# Set problem
Repeat every line below exactly, word for word.

# Source material

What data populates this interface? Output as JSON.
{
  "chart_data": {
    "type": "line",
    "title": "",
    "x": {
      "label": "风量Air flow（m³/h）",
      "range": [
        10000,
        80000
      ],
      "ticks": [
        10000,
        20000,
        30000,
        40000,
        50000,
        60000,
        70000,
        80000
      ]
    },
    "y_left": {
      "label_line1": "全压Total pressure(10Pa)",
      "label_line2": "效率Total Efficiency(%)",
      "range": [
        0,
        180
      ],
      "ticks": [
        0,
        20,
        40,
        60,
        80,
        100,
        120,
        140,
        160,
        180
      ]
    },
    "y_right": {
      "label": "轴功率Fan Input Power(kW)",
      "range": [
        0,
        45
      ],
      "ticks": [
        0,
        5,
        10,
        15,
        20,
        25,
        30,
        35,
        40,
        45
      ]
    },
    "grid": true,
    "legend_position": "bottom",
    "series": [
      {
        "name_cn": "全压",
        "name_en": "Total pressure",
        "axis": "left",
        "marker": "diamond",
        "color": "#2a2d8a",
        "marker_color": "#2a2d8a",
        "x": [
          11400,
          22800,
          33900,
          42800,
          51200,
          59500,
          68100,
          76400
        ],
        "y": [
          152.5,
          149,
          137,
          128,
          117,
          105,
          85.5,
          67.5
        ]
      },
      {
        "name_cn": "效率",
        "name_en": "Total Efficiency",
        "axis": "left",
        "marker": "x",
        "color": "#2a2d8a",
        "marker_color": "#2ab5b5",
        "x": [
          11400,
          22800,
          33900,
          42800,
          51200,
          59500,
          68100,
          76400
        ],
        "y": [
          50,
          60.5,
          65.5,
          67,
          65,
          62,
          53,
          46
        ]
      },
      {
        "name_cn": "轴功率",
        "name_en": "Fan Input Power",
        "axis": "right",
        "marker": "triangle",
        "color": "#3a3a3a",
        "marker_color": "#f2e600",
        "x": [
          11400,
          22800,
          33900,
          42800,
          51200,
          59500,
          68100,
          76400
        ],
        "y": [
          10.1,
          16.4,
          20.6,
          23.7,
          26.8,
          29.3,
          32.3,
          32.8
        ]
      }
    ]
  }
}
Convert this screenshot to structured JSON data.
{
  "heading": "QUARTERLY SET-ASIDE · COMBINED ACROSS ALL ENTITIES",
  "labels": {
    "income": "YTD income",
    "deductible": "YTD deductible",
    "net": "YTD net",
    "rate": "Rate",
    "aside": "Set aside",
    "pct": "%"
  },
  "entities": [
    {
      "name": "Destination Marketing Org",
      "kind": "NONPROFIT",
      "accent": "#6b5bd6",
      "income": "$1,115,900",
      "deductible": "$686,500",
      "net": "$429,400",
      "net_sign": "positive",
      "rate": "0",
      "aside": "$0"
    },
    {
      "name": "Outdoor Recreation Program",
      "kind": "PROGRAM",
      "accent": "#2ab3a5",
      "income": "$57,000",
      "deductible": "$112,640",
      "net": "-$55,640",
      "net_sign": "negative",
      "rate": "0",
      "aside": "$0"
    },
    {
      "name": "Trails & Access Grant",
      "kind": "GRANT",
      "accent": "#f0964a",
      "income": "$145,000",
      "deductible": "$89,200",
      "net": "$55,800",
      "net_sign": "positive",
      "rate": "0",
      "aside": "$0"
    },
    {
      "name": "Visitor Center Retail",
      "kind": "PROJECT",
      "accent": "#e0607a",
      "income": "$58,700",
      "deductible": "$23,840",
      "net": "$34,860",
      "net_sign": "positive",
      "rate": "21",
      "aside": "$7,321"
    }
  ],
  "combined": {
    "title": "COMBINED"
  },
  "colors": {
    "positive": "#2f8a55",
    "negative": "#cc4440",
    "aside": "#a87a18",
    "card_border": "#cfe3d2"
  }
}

# In response
What data populates this interface? Output as JSON.
{
  "chart_data": {
    "type": "line",
    "title": "",
    "x": {
      "label": "风量Air flow（m³/h）",
      "range": [
        10000,
        80000
      ],
      "ticks": [
        10000,
        20000,
        30000,
        40000,
        50000,
        60000,
        70000,
        80000
      ]
    },
    "y_left": {
      "label_line1": "全压Total pressure(10Pa)",
      "label_line2": "效率Total Efficiency(%)",
      "range": [
        0,
        180
      ],
      "ticks": [
        0,
        20,
        40,
        60,
        80,
        100,
        120,
        140,
        160,
        180
      ]
    },
    "y_right": {
      "label": "轴功率Fan Input Power(kW)",
      "range": [
        0,
        45
      ],
      "ticks": [
        0,
        5,
        10,
        15,
        20,
        25,
        30,
        35,
        40,
        45
      ]
    },
    "grid": true,
    "legend_position": "bottom",
    "series": [
      {
        "name_cn": "全压",
        "name_en": "Total pressure",
        "axis": "left",
        "marker": "diamond",
        "color": "#2a2d8a",
        "marker_color": "#2a2d8a",
        "x": [
          11400,
          22800,
          33900,
          42800,
          51200,
          59500,
          68100,
          76400
        ],
        "y": [
          152.5,
          149,
          137,
          128,
          117,
          105,
          85.5,
          67.5
        ]
      },
      {
        "name_cn": "效率",
        "name_en": "Total Efficiency",
        "axis": "left",
        "marker": "x",
        "color": "#2a2d8a",
        "marker_color": "#2ab5b5",
        "x": [
          11400,
          22800,
          33900,
          42800,
          51200,
          59500,
          68100,
          76400
        ],
        "y": [
          50,
          60.5,
          65.5,
          67,
          65,
          62,
          53,
          46
        ]
      },
      {
        "name_cn": "轴功率",
        "name_en": "Fan Input Power",
        "axis": "right",
        "marker": "triangle",
        "color": "#3a3a3a",
        "marker_color": "#f2e600",
        "x": [
          11400,
          22800,
          33900,
          42800,
          51200,
          59500,
          68100,
          76400
        ],
        "y": [
          10.1,
          16.4,
          20.6,
          23.7,
          26.8,
          29.3,
          32.3,
          32.8
        ]
      }
    ]
  }
}
Convert this screenshot to structured JSON data.
{
  "heading": "QUARTERLY SET-ASIDE · COMBINED ACROSS ALL ENTITIES",
  "labels": {
    "income": "YTD income",
    "deductible": "YTD deductible",
    "net": "YTD net",
    "rate": "Rate",
    "aside": "Set aside",
    "pct": "%"
  },
  "entities": [
    {
      "name": "Destination Marketing Org",
      "kind": "NONPROFIT",
      "accent": "#6b5bd6",
      "income": "$1,115,900",
      "deductible": "$686,500",
      "net": "$429,400",
      "net_sign": "positive",
      "rate": "0",
      "aside": "$0"
    },
    {
      "name": "Outdoor Recreation Program",
      "kind": "PROGRAM",
      "accent": "#2ab3a5",
      "income": "$57,000",
      "deductible": "$112,640",
      "net": "-$55,640",
      "net_sign": "negative",
      "rate": "0",
      "aside": "$0"
    },
    {
      "name": "Trails & Access Grant",
      "kind": "GRANT",
      "accent": "#f0964a",
      "income": "$145,000",
      "deductible": "$89,200",
      "net": "$55,800",
      "net_sign": "positive",
      "rate": "0",
      "aside": "$0"
    },
    {
      "name": "Visitor Center Retail",
      "kind": "PROJECT",
      "accent": "#e0607a",
      "income": "$58,700",
      "deductible": "$23,840",
      "net": "$34,860",
      "net_sign": "positive",
      "rate": "21",
      "aside": "$7,321"
    }
  ],
  "combined": {
    "title": "COMBINED"
  },
  "colors": {
    "positive": "#2f8a55",
    "negative": "#cc4440",
    "aside": "#a87a18",
    "card_border": "#cfe3d2"
  }
}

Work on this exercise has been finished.